What you should do: Find each line with the string "document" and copy it.

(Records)
|---|
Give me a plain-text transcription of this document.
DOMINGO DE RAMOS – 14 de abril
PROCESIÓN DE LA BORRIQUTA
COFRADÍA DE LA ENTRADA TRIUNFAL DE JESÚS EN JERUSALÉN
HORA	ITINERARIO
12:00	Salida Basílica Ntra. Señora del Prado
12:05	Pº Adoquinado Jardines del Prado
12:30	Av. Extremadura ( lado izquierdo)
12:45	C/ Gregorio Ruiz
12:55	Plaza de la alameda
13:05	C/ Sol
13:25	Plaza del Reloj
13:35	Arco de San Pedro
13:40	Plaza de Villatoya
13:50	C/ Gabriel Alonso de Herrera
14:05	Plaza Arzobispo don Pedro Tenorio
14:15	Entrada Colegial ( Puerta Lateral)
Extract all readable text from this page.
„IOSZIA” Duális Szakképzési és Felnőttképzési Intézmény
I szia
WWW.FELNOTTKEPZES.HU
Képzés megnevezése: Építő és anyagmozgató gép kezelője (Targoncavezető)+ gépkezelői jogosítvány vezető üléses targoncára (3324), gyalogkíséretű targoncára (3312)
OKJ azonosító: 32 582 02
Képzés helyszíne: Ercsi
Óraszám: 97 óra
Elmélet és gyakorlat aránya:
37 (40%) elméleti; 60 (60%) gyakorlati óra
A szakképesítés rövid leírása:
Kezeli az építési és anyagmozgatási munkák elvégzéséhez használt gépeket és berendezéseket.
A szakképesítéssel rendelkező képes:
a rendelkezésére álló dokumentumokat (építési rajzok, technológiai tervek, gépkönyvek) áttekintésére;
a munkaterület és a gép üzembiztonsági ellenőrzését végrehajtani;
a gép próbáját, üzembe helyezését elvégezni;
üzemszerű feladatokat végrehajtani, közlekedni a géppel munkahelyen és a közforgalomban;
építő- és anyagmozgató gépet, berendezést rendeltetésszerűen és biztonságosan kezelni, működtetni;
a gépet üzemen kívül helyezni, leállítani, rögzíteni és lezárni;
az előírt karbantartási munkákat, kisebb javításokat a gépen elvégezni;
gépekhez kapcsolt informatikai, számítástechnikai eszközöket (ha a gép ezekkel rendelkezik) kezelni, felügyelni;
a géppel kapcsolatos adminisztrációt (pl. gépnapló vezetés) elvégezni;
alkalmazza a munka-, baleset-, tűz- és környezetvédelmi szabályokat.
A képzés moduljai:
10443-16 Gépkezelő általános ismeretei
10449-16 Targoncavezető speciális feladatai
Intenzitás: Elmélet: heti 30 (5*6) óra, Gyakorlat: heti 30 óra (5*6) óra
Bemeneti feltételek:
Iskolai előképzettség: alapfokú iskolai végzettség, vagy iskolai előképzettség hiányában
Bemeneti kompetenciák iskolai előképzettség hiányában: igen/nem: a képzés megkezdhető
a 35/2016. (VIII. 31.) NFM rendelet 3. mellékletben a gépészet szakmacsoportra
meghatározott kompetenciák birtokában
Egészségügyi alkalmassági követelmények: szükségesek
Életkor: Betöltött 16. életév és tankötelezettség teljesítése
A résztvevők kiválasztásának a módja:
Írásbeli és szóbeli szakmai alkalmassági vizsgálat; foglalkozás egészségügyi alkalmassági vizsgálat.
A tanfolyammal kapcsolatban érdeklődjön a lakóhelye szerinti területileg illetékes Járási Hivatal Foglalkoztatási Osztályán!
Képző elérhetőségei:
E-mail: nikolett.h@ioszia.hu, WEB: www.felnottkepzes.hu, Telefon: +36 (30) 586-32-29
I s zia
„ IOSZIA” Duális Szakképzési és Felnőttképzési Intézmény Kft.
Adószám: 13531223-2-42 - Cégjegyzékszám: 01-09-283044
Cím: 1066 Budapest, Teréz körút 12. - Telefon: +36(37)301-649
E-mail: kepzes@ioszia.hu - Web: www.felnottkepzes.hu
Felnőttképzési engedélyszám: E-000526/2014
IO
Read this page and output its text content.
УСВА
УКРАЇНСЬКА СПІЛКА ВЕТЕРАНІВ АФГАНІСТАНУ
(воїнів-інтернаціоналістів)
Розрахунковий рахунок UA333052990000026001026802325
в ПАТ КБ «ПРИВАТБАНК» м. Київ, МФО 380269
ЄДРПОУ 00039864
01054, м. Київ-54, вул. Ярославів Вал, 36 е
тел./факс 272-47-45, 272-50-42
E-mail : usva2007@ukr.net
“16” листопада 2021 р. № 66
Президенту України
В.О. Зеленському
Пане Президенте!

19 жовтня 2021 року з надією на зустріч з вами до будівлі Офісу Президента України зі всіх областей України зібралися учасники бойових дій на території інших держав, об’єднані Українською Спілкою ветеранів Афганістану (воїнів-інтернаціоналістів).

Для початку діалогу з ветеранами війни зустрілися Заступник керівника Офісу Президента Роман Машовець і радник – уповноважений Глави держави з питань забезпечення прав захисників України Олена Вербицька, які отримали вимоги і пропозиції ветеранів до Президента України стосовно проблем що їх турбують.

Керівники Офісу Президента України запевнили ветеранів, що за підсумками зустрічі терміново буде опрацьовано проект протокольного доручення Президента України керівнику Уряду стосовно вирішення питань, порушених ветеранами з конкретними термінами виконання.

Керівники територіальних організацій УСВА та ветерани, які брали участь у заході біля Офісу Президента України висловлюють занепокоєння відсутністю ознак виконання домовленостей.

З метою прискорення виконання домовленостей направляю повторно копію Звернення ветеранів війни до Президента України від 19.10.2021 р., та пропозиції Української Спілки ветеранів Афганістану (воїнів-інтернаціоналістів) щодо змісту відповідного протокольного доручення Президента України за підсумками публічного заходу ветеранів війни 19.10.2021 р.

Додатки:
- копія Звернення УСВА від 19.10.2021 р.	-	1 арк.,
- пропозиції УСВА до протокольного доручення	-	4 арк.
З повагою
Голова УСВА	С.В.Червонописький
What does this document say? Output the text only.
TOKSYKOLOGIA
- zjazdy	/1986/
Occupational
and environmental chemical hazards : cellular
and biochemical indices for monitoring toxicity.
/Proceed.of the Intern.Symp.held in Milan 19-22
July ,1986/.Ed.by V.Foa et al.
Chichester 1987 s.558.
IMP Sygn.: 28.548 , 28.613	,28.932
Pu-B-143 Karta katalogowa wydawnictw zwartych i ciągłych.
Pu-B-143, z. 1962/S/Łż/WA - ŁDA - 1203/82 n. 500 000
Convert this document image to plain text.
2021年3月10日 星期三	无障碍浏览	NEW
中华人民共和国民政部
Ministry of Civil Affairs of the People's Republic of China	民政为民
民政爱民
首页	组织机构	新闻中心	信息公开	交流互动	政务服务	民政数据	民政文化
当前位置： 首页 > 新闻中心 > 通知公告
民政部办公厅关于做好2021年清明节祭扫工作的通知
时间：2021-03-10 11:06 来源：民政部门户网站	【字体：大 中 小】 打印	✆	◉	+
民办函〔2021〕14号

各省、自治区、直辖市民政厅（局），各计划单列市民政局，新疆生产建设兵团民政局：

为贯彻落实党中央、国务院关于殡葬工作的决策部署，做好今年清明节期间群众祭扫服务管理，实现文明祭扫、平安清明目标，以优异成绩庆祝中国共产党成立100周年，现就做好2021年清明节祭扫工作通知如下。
|---|
Result of this task:
Give me a plain-text transcription of this document.
What does this document say? Output the text only.
Convert this document image to plain text.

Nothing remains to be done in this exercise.